- TO DO:
Can you quote the records below in full, word for word?

- ENTRIES PROVIDED:
· · · ·

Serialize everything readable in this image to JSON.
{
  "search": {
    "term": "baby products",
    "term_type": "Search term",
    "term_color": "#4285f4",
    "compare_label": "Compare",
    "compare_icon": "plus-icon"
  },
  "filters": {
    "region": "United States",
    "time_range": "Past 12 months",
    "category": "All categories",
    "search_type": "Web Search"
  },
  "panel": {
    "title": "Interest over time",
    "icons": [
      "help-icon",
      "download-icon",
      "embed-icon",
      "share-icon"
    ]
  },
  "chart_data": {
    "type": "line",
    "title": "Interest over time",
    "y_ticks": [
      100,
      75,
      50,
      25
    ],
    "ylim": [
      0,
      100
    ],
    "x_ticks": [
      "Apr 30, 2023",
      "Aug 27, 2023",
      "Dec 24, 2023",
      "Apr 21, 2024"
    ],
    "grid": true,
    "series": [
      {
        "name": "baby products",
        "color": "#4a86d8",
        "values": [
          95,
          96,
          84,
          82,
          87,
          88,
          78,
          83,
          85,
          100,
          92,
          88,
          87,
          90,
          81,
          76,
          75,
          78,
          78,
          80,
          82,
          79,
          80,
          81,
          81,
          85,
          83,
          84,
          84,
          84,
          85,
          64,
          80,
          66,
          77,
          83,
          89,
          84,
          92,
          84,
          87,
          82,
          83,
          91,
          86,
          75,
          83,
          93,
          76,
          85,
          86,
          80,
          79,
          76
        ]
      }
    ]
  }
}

· · · ·

- RESULT OF THIS TASK:
Serialize everything readable in this image to JSON.
{
  "search": {
    "term": "baby products",
    "term_type": "Search term",
    "term_color": "#4285f4",
    "compare_label": "Compare",
    "compare_icon": "plus-icon"
  },
  "filters": {
    "region": "United States",
    "time_range": "Past 12 months",
    "category": "All categories",
    "search_type": "Web Search"
  },
  "panel": {
    "title": "Interest over time",
    "icons": [
      "help-icon",
      "download-icon",
      "embed-icon",
      "share-icon"
    ]
  },
  "chart_data": {
    "type": "line",
    "title": "Interest over time",
    "y_ticks": [
      100,
      75,
      50,
      25
    ],
    "ylim": [
      0,
      100
    ],
    "x_ticks": [
      "Apr 30, 2023",
      "Aug 27, 2023",
      "Dec 24, 2023",
      "Apr 21, 2024"
    ],
    "grid": true,
    "series": [
      {
        "name": "baby products",
        "color": "#4a86d8",
        "values": [
          95,
          96,
          84,
          82,
          87,
          88,
          78,
          83,
          85,
          100,
          92,
          88,
          87,
          90,
          81,
          76,
          75,
          78,
          78,
          80,
          82,
          79,
          80,
          81,
          81,
          85,
          83,
          84,
          84,
          84,
          85,
          64,
          80,
          66,
          77,
          83,
          89,
          84,
          92,
          84,
          87,
          82,
          83,
          91,
          86,
          75,
          83,
          93,
          76,
          85,
          86,
          80,
          79,
          76
        ]
      }
    ]
  }
}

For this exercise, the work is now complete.